What the task requires:
Write the count of lines that contain the word "Magnetosphere" and nothing else.

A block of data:

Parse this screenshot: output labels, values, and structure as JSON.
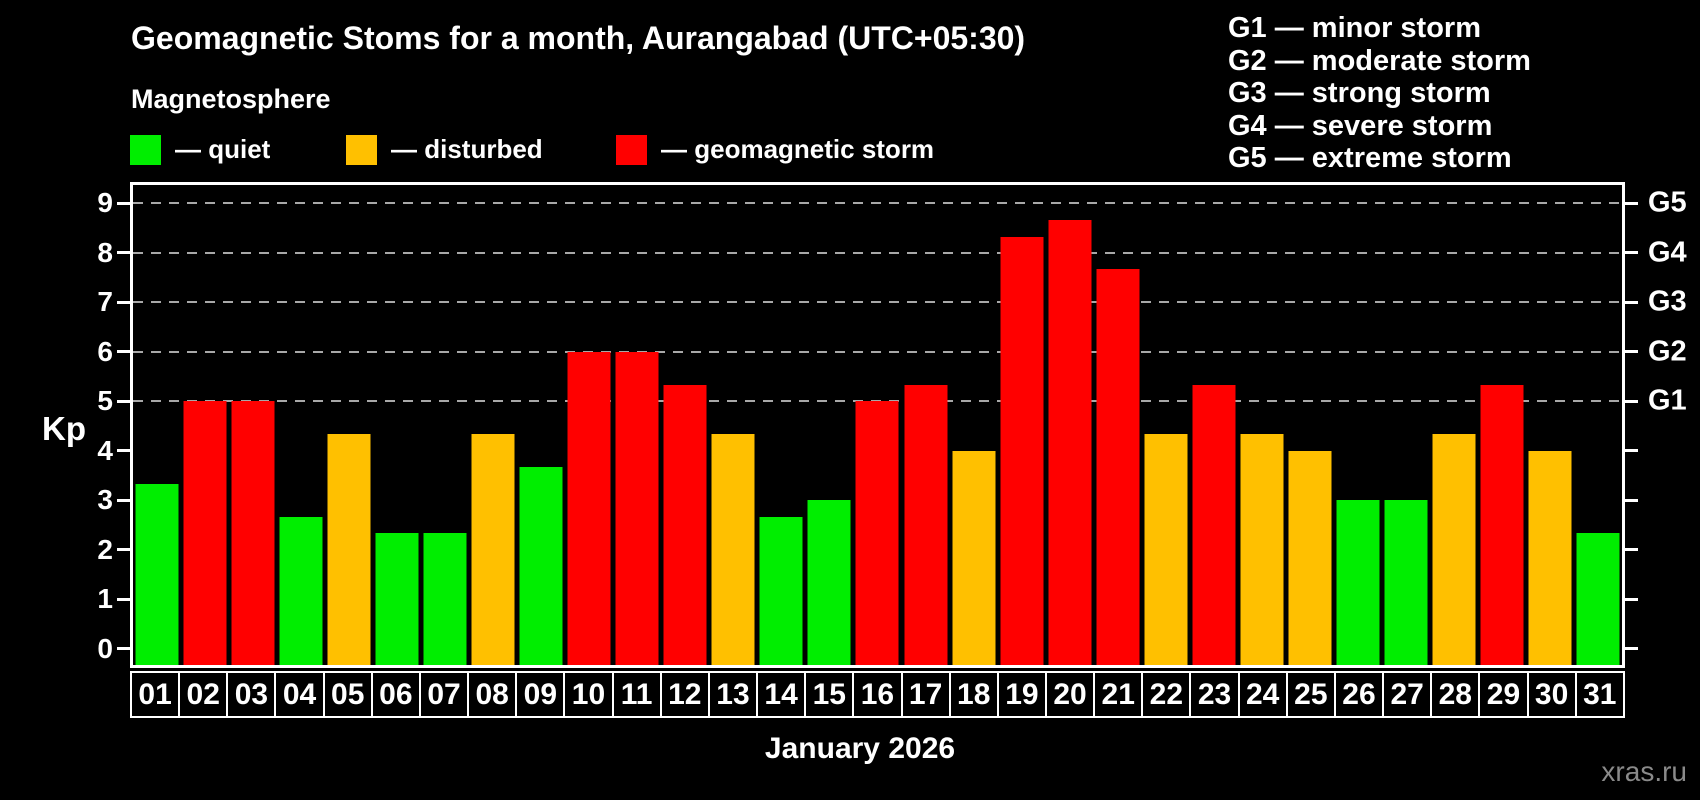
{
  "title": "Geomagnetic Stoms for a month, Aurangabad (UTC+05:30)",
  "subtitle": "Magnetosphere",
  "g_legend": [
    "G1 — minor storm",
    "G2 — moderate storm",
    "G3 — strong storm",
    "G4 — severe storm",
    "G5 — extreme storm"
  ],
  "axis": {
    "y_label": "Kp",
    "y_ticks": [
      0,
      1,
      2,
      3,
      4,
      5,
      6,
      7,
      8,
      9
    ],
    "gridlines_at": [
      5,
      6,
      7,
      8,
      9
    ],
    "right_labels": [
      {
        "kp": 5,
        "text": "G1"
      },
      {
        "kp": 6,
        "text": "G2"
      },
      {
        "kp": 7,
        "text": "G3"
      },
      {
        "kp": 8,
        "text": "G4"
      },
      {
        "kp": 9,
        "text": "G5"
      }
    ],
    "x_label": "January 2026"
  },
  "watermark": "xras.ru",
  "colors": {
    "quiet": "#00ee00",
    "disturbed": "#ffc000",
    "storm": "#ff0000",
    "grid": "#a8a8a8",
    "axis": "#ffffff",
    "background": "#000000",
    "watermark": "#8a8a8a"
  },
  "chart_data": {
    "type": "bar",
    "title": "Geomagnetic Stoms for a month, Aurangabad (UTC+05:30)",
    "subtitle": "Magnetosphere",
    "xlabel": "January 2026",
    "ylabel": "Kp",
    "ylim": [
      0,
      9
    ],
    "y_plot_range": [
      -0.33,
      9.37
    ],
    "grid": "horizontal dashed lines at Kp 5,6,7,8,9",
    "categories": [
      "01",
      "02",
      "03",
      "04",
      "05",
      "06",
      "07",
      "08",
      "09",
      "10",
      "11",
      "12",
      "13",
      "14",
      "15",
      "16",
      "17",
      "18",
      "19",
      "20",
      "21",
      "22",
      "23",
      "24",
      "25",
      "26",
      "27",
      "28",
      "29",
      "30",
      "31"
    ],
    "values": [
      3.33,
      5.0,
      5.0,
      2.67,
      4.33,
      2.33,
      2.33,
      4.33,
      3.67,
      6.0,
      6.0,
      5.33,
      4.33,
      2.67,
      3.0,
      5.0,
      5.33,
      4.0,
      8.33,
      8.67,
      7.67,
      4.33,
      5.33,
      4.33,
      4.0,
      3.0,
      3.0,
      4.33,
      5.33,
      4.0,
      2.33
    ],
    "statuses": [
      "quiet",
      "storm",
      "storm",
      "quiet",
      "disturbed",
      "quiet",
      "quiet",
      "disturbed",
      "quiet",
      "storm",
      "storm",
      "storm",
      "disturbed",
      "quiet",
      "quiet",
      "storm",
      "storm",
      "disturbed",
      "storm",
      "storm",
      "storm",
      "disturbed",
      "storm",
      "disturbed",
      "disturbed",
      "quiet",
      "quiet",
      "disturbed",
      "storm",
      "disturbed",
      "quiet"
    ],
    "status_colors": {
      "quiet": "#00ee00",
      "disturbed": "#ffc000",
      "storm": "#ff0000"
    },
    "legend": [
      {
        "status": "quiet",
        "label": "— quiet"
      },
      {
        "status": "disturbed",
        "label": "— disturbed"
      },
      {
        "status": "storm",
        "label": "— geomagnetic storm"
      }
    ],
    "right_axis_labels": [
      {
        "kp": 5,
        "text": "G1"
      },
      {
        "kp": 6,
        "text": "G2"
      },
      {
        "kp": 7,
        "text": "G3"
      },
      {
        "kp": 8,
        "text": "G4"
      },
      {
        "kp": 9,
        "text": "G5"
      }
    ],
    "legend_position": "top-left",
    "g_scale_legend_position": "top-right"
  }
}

Task response:
2